↓

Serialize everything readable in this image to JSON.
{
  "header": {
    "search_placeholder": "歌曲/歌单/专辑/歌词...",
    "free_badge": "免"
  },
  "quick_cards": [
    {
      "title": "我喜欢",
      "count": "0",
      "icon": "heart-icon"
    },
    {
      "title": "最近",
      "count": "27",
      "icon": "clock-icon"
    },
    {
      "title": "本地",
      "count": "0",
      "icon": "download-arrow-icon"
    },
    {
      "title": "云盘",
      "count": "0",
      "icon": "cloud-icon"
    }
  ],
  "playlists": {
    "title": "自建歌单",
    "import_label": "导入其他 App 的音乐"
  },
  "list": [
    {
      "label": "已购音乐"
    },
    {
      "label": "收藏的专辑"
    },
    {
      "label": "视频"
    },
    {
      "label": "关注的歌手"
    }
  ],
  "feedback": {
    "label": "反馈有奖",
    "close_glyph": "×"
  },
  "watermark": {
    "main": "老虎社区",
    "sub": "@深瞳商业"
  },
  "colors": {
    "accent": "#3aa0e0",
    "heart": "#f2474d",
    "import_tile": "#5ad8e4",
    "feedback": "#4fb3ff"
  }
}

↑

Copy out each line in the listing that has the word "icon".

RESPONSE TO THIS TASK
      "icon": "heart-icon"
      "icon": "clock-icon"
      "icon": "download-arrow-icon"
      "icon": "cloud-icon"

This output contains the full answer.